**Task**
Pick out each line of the records that includes the string "ffffff", and copy it.

[Items from a dataset]
+++

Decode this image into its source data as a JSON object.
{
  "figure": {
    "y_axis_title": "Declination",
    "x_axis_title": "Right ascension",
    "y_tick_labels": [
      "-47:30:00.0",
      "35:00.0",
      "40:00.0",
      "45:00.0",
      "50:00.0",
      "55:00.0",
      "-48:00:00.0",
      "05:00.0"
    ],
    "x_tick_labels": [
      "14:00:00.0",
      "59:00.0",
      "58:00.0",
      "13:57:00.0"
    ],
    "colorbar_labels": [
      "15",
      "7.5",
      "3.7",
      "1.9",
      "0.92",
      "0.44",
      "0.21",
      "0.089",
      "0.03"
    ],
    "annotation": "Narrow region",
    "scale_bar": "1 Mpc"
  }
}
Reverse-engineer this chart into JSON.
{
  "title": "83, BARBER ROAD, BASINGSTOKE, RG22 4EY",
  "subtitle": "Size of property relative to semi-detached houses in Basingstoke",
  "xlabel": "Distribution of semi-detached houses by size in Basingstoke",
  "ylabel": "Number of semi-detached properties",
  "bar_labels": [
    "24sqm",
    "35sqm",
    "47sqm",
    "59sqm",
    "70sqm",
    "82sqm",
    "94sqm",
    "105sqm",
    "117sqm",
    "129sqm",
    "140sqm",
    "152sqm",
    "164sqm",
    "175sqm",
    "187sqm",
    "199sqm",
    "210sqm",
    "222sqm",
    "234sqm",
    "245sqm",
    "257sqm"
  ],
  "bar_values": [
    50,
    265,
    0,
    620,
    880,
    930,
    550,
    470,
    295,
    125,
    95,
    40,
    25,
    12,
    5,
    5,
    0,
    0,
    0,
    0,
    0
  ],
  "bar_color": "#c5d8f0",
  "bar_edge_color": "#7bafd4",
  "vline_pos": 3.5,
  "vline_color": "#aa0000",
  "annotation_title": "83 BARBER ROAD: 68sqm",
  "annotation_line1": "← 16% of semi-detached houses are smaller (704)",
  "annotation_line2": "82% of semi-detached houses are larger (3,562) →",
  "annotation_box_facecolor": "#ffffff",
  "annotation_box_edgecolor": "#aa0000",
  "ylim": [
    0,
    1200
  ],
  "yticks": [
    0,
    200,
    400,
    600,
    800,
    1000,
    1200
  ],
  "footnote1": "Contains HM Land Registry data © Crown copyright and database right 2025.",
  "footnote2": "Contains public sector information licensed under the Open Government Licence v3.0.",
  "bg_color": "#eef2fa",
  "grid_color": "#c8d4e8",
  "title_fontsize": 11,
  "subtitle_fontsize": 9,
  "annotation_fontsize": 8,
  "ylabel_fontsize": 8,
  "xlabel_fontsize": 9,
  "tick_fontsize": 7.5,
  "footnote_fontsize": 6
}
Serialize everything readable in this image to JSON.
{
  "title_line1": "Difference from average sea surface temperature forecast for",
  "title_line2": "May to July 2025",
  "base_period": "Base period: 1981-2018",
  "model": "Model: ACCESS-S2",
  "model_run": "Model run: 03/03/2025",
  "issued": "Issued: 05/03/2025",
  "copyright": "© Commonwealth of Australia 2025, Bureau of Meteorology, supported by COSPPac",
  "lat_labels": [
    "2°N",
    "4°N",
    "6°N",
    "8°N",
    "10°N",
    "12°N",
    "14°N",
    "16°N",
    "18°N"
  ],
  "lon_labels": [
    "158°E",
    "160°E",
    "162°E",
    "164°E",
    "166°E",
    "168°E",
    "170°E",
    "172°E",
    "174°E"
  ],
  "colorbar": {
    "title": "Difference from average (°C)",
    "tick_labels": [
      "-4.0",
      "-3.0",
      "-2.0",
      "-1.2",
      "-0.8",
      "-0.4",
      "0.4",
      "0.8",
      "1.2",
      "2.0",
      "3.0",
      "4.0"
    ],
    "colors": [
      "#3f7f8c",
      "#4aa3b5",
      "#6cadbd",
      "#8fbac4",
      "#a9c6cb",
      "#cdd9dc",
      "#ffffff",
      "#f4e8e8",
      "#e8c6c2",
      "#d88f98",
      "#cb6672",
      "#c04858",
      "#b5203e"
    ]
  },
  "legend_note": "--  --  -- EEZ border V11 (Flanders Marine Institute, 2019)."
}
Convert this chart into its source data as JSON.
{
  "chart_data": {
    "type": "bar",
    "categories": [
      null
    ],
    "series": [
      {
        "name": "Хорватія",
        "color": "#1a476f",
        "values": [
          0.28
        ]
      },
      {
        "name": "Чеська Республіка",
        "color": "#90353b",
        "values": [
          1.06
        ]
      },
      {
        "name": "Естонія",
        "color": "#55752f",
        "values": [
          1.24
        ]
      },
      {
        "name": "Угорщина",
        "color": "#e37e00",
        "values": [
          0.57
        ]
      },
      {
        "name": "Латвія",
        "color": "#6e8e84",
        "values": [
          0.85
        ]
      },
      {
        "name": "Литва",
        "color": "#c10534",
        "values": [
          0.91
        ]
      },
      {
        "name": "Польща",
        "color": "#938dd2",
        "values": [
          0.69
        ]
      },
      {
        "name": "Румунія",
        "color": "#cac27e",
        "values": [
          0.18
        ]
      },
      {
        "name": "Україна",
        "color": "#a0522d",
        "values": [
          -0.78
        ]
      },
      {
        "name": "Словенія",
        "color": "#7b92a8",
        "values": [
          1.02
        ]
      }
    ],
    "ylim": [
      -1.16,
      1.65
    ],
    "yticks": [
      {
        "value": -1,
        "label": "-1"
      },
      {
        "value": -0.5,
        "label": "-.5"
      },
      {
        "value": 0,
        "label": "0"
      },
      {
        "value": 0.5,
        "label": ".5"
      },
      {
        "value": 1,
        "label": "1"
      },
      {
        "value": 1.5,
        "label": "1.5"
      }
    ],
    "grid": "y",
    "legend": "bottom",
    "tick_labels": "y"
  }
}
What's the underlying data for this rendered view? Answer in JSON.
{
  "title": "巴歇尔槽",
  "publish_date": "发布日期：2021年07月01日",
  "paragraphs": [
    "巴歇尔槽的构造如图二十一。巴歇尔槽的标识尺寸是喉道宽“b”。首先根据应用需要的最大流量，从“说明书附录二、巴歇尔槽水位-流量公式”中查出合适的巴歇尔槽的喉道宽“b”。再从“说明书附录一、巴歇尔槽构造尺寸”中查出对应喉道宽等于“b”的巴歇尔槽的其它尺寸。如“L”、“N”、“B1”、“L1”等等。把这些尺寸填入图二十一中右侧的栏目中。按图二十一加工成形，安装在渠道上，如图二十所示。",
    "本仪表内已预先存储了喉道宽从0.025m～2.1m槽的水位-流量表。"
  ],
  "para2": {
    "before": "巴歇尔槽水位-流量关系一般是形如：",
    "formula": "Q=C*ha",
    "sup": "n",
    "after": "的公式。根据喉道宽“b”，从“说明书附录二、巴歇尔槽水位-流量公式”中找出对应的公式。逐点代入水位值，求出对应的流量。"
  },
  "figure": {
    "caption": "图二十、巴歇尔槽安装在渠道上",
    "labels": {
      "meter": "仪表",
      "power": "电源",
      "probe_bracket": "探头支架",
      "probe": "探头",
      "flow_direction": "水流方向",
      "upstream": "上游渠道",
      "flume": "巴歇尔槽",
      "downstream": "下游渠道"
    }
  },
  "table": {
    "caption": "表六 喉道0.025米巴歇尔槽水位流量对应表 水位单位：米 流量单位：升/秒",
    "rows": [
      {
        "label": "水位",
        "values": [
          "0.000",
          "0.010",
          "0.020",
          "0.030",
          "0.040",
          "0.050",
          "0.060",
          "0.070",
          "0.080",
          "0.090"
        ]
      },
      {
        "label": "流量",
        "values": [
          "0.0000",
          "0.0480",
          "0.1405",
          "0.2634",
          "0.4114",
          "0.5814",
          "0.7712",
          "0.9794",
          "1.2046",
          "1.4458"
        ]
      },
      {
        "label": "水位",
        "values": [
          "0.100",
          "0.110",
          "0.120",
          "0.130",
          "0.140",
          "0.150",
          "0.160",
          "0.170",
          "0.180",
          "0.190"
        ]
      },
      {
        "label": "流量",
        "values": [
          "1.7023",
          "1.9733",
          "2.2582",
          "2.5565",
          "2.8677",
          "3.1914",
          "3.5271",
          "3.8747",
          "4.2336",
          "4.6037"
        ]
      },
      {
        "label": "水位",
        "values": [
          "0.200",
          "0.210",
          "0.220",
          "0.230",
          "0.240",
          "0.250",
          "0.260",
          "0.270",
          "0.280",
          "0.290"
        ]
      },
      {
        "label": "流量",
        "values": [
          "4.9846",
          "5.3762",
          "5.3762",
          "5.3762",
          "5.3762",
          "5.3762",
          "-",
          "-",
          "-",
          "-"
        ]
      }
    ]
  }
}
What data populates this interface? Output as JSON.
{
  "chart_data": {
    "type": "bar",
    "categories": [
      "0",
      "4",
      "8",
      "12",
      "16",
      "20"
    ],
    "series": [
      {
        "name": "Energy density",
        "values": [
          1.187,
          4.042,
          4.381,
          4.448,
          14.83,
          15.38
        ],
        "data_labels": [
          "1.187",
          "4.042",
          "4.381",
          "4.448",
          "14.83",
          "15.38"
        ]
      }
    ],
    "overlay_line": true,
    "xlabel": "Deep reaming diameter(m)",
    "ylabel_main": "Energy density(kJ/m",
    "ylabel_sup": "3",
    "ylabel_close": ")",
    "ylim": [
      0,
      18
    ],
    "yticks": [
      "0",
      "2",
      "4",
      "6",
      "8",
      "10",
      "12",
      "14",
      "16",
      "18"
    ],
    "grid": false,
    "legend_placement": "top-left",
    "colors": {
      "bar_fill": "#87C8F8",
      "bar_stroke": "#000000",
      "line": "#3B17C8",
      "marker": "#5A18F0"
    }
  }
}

+++

**The solution**
  "annotation_box_facecolor": "#ffffff",
      "#ffffff",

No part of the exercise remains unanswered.